_Data records:_
---

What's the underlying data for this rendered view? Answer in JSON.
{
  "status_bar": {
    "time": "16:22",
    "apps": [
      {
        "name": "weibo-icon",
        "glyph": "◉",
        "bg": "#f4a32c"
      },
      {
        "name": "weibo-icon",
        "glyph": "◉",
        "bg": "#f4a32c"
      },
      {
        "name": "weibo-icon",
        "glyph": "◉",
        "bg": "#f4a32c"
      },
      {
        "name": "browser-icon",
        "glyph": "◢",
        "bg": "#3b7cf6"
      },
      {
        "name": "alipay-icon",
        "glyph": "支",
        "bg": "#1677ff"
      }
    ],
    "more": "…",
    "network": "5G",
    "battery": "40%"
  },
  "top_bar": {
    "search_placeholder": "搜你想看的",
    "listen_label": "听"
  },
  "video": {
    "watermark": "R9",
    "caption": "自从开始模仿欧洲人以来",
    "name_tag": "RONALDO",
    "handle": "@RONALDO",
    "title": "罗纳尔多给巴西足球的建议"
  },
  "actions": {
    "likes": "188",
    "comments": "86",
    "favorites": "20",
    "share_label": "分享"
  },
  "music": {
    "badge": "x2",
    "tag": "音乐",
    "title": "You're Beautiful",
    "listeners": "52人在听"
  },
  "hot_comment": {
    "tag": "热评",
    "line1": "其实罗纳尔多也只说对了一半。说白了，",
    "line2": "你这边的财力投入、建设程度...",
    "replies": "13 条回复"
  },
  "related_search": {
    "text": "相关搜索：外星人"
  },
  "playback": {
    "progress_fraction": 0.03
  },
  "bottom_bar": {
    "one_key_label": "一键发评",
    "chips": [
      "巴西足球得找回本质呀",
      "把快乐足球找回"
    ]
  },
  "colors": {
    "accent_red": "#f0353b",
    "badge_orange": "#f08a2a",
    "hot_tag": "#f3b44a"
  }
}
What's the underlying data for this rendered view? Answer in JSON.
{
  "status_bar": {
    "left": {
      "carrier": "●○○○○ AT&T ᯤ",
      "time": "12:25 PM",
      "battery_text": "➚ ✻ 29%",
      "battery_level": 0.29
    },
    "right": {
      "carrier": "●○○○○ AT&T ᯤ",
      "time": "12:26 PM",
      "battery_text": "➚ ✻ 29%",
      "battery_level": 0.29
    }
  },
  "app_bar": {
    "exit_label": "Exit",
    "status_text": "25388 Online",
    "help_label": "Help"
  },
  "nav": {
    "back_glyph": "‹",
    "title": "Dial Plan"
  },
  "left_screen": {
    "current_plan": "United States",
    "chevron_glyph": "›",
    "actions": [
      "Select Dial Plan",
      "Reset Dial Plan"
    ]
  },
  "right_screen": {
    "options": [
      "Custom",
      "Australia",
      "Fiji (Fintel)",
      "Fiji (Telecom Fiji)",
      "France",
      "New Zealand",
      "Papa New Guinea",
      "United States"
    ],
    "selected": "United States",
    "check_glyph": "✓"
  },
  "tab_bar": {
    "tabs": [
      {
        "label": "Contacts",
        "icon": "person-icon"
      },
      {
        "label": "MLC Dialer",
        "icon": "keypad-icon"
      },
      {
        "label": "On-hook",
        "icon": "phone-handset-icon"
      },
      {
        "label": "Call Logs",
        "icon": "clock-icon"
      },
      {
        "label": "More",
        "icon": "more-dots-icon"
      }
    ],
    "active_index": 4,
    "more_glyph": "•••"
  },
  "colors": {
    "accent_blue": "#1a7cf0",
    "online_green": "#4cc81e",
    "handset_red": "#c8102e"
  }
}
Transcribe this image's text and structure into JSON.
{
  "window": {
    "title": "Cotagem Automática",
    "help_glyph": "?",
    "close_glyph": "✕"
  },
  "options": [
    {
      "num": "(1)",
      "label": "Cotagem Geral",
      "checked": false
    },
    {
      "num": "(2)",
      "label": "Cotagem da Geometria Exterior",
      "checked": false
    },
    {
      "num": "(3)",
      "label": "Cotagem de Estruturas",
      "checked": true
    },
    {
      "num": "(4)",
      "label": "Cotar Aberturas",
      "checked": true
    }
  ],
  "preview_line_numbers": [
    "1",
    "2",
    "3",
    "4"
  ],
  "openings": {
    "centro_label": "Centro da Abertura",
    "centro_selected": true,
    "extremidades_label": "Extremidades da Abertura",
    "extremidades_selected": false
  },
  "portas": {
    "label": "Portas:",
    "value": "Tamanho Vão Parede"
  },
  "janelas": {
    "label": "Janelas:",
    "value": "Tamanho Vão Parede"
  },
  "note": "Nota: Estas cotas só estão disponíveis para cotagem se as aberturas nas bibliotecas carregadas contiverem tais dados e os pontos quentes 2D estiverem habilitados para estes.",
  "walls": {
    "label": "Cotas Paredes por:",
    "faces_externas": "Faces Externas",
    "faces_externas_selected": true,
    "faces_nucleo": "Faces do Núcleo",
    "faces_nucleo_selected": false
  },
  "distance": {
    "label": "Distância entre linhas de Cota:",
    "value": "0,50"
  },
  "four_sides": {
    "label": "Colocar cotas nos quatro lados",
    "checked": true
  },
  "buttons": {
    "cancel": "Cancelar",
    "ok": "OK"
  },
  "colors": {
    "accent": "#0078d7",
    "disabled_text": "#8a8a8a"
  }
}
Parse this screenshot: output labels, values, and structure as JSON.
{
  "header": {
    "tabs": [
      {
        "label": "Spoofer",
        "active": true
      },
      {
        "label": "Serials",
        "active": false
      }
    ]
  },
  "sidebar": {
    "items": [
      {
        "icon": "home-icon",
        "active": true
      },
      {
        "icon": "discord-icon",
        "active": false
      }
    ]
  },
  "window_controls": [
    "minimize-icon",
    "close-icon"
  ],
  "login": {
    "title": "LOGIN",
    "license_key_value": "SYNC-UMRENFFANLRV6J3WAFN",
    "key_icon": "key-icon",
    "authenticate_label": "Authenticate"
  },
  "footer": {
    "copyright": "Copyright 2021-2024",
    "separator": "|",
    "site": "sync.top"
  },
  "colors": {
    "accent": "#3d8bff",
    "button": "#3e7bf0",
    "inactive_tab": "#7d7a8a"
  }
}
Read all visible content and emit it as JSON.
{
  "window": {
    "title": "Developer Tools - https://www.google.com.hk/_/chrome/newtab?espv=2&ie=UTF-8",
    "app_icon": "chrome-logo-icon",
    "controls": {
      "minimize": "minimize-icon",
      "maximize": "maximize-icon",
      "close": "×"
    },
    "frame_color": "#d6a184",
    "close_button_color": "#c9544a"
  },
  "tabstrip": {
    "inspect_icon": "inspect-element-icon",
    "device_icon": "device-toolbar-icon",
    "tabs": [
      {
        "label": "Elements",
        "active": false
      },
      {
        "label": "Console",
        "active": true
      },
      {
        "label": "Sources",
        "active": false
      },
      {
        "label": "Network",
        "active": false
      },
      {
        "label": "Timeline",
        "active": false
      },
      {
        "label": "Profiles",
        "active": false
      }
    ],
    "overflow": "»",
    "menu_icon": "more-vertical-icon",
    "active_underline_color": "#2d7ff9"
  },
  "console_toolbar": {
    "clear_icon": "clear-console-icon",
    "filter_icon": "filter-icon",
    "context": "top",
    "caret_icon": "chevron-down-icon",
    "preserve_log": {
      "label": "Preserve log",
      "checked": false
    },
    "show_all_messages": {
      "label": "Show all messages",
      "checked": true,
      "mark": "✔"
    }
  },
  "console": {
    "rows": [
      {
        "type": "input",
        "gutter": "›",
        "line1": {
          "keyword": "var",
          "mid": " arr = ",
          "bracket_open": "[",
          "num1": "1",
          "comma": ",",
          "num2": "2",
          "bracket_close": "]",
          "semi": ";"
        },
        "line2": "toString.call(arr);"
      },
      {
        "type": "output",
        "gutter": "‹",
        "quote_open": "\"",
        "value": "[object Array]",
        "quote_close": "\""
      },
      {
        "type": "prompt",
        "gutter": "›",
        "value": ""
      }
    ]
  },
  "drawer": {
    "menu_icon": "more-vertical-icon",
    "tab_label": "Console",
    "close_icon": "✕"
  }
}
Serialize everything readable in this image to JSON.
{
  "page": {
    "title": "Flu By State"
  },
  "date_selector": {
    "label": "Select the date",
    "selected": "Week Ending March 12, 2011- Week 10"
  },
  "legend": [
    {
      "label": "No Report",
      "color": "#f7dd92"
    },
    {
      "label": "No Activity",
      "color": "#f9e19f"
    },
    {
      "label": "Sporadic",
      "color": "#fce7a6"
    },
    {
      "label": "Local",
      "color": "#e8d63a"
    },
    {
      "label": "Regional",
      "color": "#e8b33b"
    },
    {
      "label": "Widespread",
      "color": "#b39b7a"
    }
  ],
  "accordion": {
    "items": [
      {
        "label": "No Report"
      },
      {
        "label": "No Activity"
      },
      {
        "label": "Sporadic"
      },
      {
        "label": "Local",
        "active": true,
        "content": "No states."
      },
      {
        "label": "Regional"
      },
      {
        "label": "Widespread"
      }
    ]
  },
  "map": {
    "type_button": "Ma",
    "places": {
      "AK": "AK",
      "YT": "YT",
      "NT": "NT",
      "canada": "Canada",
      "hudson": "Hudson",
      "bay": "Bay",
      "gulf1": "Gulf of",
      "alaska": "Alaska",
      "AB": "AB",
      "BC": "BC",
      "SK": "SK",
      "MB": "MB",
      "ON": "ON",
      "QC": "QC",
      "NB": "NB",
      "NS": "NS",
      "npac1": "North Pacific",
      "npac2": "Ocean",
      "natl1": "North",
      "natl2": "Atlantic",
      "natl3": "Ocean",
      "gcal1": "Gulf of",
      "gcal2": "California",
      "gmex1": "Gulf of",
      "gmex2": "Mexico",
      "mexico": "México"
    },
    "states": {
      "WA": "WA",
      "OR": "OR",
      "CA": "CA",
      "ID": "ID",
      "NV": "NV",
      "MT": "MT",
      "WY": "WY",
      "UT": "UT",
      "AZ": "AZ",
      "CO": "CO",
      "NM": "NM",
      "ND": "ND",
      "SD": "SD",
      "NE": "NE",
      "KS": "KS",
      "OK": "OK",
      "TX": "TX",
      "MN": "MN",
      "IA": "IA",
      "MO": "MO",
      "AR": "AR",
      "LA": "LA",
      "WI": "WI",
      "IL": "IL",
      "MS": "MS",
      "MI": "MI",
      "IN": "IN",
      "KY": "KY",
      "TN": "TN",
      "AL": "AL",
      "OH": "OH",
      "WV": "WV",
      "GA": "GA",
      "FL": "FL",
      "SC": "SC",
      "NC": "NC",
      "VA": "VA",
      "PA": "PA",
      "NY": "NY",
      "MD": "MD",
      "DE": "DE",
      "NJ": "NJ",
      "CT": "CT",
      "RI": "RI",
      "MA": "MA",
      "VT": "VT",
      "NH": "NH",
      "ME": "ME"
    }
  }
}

---

_Short task:_ Look through the material above. Copy each line where the word "chrome" appears.

_Correct response:_
    "title": "Developer Tools - https://www.google.com.hk/_/chrome/newtab?espv=2&ie=UTF-8",
    "app_icon": "chrome-logo-icon",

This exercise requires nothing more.